Copy out every record below with complete accuracy.

Records from a dataset:
========================

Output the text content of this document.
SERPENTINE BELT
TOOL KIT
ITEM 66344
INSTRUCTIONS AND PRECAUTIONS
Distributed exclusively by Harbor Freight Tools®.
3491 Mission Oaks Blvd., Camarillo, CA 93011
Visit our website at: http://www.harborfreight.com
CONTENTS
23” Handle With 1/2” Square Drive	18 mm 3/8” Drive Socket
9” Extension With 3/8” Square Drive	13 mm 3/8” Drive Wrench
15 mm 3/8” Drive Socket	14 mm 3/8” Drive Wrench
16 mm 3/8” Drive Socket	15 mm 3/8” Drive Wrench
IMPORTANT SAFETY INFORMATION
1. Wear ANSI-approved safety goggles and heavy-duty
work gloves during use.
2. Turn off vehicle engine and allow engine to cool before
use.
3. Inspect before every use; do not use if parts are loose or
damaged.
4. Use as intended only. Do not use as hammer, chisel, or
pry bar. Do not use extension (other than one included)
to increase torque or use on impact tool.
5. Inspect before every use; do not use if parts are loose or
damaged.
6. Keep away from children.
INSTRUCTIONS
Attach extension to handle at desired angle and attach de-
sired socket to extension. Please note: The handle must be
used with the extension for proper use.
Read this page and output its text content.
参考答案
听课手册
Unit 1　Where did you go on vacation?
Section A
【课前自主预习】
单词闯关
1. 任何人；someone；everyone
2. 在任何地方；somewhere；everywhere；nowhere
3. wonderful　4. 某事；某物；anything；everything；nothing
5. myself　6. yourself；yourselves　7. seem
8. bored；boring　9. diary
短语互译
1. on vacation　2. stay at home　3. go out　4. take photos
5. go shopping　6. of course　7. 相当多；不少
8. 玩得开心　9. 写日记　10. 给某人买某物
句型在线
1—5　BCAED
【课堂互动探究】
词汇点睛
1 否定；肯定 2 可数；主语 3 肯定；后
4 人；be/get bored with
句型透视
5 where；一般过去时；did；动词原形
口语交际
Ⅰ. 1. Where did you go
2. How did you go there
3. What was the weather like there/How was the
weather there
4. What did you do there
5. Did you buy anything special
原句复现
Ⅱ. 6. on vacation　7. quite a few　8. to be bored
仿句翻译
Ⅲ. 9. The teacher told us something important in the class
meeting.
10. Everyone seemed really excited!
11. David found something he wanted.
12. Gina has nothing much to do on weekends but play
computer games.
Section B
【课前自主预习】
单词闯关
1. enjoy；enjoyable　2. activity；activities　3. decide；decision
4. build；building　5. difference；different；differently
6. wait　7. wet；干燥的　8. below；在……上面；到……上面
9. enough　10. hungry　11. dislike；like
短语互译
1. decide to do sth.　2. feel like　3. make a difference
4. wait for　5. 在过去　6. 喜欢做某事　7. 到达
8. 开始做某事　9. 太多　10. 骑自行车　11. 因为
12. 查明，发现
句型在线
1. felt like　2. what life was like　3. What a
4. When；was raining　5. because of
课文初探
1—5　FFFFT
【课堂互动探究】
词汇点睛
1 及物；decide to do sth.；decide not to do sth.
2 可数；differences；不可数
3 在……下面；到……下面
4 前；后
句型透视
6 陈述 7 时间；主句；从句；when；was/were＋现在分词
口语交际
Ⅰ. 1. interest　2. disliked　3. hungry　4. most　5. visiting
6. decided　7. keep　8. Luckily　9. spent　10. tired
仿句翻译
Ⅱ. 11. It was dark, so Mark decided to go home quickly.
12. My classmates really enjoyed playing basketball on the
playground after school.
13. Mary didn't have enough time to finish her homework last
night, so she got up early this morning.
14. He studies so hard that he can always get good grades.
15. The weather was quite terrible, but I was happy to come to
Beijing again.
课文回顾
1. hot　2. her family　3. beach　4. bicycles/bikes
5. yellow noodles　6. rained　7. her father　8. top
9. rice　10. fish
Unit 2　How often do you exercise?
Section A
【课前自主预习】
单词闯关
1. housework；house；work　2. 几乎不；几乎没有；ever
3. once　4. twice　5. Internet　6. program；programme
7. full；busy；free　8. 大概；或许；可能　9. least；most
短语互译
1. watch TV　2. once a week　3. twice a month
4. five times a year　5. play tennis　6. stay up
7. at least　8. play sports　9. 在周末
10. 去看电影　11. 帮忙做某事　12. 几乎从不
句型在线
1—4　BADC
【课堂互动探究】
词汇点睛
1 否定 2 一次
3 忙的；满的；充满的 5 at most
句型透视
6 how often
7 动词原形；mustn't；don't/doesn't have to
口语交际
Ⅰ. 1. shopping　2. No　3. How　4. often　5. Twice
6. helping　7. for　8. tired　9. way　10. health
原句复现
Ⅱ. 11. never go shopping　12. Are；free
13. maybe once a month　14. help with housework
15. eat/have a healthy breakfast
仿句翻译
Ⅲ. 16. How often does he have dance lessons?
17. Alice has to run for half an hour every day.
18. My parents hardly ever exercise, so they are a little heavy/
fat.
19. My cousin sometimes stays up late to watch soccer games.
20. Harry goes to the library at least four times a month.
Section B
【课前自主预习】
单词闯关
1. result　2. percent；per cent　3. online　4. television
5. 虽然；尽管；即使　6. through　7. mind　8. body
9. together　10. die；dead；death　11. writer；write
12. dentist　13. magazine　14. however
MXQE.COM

========================

Reply:
Output the text content of this document.
SERPENTINE BELT
TOOL KIT
ITEM 66344
INSTRUCTIONS AND PRECAUTIONS
Distributed exclusively by Harbor Freight Tools®.
3491 Mission Oaks Blvd., Camarillo, CA 93011
Visit our website at: http://www.harborfreight.com
CONTENTS
23” Handle With 1/2” Square Drive	18 mm 3/8” Drive Socket
9” Extension With 3/8” Square Drive	13 mm 3/8” Drive Wrench
15 mm 3/8” Drive Socket	14 mm 3/8” Drive Wrench
16 mm 3/8” Drive Socket	15 mm 3/8” Drive Wrench
IMPORTANT SAFETY INFORMATION
1. Wear ANSI-approved safety goggles and heavy-duty
work gloves during use.
2. Turn off vehicle engine and allow engine to cool before
use.
3. Inspect before every use; do not use if parts are loose or
damaged.
4. Use as intended only. Do not use as hammer, chisel, or
pry bar. Do not use extension (other than one included)
to increase torque or use on impact tool.
5. Inspect before every use; do not use if parts are loose or
damaged.
6. Keep away from children.
INSTRUCTIONS
Attach extension to handle at desired angle and attach de-
sired socket to extension. Please note: The handle must be
used with the extension for proper use.
Read this page and output its text content.
参考答案
听课手册
Unit 1　Where did you go on vacation?
Section A
【课前自主预习】
单词闯关
1. 任何人；someone；everyone
2. 在任何地方；somewhere；everywhere；nowhere
3. wonderful　4. 某事；某物；anything；everything；nothing
5. myself　6. yourself；yourselves　7. seem
8. bored；boring　9. diary
短语互译
1. on vacation　2. stay at home　3. go out　4. take photos
5. go shopping　6. of course　7. 相当多；不少
8. 玩得开心　9. 写日记　10. 给某人买某物
句型在线
1—5　BCAED
【课堂互动探究】
词汇点睛
1 否定；肯定 2 可数；主语 3 肯定；后
4 人；be/get bored with
句型透视
5 where；一般过去时；did；动词原形
口语交际
Ⅰ. 1. Where did you go
2. How did you go there
3. What was the weather like there/How was the
weather there
4. What did you do there
5. Did you buy anything special
原句复现
Ⅱ. 6. on vacation　7. quite a few　8. to be bored
仿句翻译
Ⅲ. 9. The teacher told us something important in the class
meeting.
10. Everyone seemed really excited!
11. David found something he wanted.
12. Gina has nothing much to do on weekends but play
computer games.
Section B
【课前自主预习】
单词闯关
1. enjoy；enjoyable　2. activity；activities　3. decide；decision
4. build；building　5. difference；different；differently
6. wait　7. wet；干燥的　8. below；在……上面；到……上面
9. enough　10. hungry　11. dislike；like
短语互译
1. decide to do sth.　2. feel like　3. make a difference
4. wait for　5. 在过去　6. 喜欢做某事　7. 到达
8. 开始做某事　9. 太多　10. 骑自行车　11. 因为
12. 查明，发现
句型在线
1. felt like　2. what life was like　3. What a
4. When；was raining　5. because of
课文初探
1—5　FFFFT
【课堂互动探究】
词汇点睛
1 及物；decide to do sth.；decide not to do sth.
2 可数；differences；不可数
3 在……下面；到……下面
4 前；后
句型透视
6 陈述 7 时间；主句；从句；when；was/were＋现在分词
口语交际
Ⅰ. 1. interest　2. disliked　3. hungry　4. most　5. visiting
6. decided　7. keep　8. Luckily　9. spent　10. tired
仿句翻译
Ⅱ. 11. It was dark, so Mark decided to go home quickly.
12. My classmates really enjoyed playing basketball on the
playground after school.
13. Mary didn't have enough time to finish her homework last
night, so she got up early this morning.
14. He studies so hard that he can always get good grades.
15. The weather was quite terrible, but I was happy to come to
Beijing again.
课文回顾
1. hot　2. her family　3. beach　4. bicycles/bikes
5. yellow noodles　6. rained　7. her father　8. top
9. rice　10. fish
Unit 2　How often do you exercise?
Section A
【课前自主预习】
单词闯关
1. housework；house；work　2. 几乎不；几乎没有；ever
3. once　4. twice　5. Internet　6. program；programme
7. full；busy；free　8. 大概；或许；可能　9. least；most
短语互译
1. watch TV　2. once a week　3. twice a month
4. five times a year　5. play tennis　6. stay up
7. at least　8. play sports　9. 在周末
10. 去看电影　11. 帮忙做某事　12. 几乎从不
句型在线
1—4　BADC
【课堂互动探究】
词汇点睛
1 否定 2 一次
3 忙的；满的；充满的 5 at most
句型透视
6 how often
7 动词原形；mustn't；don't/doesn't have to
口语交际
Ⅰ. 1. shopping　2. No　3. How　4. often　5. Twice
6. helping　7. for　8. tired　9. way　10. health
原句复现
Ⅱ. 11. never go shopping　12. Are；free
13. maybe once a month　14. help with housework
15. eat/have a healthy breakfast
仿句翻译
Ⅲ. 16. How often does he have dance lessons?
17. Alice has to run for half an hour every day.
18. My parents hardly ever exercise, so they are a little heavy/
fat.
19. My cousin sometimes stays up late to watch soccer games.
20. Harry goes to the library at least four times a month.
Section B
【课前自主预习】
单词闯关
1. result　2. percent；per cent　3. online　4. television
5. 虽然；尽管；即使　6. through　7. mind　8. body
9. together　10. die；dead；death　11. writer；write
12. dentist　13. magazine　14. however
MXQE.COM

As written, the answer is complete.